(EXERCISE): Check every line of the entries for "durch", and copy the lines that hold it.

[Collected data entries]
^^^^^^^^
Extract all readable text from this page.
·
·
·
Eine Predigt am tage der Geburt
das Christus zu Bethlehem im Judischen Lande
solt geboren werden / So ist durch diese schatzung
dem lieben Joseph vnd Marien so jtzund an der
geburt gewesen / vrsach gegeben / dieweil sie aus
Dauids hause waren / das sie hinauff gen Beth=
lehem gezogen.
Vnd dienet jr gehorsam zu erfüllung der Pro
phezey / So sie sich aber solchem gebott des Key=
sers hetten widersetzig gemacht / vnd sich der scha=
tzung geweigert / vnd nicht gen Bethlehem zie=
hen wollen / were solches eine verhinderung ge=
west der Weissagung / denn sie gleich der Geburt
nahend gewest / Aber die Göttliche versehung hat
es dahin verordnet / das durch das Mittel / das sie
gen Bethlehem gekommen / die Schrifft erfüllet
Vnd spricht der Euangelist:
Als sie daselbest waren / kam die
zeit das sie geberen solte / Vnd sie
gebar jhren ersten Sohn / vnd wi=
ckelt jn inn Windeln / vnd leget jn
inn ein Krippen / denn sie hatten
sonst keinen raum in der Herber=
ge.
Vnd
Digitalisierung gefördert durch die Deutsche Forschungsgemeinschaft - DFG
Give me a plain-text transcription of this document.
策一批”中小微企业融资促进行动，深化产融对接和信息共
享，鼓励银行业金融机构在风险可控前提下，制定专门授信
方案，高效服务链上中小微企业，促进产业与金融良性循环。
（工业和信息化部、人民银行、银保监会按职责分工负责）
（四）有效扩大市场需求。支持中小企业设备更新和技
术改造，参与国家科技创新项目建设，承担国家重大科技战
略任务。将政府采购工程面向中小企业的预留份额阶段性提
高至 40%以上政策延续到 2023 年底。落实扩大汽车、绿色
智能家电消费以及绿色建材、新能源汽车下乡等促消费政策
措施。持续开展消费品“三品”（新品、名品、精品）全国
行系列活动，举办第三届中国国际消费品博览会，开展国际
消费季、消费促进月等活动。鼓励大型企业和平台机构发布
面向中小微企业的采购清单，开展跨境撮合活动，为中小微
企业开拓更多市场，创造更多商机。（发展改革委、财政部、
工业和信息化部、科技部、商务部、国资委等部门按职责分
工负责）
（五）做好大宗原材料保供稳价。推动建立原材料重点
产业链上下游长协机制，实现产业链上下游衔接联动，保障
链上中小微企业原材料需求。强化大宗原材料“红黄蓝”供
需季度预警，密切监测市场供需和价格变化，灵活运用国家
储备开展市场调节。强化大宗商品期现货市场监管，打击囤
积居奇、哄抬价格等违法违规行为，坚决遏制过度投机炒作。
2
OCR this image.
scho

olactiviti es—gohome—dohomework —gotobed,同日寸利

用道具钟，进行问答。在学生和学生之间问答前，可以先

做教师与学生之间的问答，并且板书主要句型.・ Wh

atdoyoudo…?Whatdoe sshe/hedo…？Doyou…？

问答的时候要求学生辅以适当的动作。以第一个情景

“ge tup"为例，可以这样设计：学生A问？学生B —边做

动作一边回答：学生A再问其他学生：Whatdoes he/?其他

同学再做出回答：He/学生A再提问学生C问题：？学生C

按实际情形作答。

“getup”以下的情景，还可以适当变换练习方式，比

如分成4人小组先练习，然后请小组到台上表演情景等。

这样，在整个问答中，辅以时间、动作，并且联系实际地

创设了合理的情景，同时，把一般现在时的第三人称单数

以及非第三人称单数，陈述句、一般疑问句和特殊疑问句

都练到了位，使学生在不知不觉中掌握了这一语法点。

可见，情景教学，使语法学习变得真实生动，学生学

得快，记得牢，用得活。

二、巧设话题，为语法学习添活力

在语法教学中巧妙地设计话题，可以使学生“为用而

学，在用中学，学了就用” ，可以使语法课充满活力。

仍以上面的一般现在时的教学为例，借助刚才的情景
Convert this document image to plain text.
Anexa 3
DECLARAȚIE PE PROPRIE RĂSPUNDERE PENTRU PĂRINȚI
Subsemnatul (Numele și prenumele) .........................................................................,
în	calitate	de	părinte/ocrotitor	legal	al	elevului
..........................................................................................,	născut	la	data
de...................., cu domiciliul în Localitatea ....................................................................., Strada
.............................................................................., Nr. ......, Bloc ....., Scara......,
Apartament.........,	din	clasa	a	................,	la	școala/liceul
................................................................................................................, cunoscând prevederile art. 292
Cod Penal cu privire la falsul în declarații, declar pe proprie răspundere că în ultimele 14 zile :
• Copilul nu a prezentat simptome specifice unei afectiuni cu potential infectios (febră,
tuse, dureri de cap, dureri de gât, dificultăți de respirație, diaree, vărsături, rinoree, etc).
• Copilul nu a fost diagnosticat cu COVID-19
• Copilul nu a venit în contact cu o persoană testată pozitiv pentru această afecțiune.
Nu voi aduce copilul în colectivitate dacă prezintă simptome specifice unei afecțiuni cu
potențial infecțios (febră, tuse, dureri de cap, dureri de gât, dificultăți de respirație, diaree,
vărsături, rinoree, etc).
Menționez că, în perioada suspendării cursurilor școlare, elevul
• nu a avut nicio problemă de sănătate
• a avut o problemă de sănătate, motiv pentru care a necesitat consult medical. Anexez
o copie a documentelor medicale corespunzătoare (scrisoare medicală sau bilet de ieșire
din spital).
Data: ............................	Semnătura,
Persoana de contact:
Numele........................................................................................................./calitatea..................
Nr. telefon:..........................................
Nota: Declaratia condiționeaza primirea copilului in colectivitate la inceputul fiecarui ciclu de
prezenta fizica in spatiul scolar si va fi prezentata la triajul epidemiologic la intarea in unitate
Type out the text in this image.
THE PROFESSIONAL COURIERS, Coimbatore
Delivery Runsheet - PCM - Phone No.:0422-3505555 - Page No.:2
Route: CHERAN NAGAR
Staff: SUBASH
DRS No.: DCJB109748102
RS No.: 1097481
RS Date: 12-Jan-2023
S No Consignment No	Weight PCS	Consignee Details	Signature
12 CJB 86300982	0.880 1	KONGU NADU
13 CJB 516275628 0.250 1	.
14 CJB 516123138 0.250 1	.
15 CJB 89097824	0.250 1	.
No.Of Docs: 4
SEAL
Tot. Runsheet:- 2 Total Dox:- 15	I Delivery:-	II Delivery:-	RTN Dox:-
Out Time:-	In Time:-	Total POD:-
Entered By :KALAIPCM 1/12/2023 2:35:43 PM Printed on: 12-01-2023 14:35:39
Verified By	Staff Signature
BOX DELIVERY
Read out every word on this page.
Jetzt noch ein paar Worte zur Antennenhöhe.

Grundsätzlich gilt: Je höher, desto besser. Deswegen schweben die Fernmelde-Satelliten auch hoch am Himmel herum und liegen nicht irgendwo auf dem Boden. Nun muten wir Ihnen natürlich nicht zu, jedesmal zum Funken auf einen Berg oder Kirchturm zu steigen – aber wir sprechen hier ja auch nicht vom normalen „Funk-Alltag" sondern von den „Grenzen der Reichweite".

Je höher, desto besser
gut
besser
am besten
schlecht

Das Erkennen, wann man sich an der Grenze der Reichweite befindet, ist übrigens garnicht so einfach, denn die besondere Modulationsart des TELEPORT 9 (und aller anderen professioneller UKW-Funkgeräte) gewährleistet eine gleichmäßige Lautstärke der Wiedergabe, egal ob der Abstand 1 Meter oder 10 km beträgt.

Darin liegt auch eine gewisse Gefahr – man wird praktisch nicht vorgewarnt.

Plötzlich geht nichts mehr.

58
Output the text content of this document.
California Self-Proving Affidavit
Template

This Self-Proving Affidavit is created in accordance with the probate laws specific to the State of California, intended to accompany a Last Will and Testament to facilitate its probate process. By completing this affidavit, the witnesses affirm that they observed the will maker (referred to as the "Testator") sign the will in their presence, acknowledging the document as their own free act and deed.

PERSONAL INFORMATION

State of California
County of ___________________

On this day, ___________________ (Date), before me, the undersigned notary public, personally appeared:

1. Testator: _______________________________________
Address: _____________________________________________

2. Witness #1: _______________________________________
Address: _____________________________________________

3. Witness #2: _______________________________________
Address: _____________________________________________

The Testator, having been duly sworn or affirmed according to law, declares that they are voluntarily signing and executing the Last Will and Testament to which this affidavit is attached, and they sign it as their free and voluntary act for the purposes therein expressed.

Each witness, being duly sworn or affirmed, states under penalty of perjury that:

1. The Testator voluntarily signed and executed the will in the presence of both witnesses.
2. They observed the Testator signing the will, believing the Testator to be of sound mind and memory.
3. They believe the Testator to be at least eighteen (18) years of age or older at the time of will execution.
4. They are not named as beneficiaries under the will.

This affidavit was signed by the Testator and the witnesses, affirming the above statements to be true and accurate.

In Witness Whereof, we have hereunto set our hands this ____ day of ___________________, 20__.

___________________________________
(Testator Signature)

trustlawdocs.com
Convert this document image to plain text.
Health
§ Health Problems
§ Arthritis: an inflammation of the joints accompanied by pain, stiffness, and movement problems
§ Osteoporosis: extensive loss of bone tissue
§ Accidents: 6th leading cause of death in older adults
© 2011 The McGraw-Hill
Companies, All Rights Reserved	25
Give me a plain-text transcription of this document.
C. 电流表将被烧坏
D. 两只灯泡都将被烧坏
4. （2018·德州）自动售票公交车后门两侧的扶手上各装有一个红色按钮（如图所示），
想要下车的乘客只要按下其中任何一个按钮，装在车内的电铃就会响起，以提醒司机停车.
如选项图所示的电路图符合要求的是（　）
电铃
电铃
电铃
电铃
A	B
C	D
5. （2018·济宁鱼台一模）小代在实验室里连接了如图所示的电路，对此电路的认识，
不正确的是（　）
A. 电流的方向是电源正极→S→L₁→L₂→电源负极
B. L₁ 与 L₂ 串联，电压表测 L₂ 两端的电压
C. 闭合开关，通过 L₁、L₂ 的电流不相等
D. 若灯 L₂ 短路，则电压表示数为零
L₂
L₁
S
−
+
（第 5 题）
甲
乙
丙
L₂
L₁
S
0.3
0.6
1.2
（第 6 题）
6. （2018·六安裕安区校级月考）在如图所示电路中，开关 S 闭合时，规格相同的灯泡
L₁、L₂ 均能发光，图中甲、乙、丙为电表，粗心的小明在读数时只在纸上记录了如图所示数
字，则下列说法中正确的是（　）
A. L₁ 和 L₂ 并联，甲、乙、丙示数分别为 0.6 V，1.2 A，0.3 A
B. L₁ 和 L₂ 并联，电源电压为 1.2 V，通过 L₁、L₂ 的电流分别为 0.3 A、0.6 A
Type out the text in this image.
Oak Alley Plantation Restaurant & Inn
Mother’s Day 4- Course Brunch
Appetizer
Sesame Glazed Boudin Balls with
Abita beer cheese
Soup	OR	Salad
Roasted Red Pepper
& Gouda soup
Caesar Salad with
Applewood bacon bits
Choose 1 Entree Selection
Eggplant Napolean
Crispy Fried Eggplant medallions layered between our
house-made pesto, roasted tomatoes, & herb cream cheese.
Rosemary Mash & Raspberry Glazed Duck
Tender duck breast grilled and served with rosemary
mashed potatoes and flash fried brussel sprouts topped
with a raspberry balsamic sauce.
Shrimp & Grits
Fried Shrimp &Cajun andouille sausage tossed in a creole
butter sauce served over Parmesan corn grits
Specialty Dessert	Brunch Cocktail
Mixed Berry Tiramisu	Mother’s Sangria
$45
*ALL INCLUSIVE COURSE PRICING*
^^^^^^^^
(RESULT FOR THIS EXERCISE):
solt geboren werden / So ist durch diese schatzung
es dahin verordnet / das durch das Mittel / das sie
Digitalisierung gefördert durch die Deutsche Forschungsgemeinschaft - DFG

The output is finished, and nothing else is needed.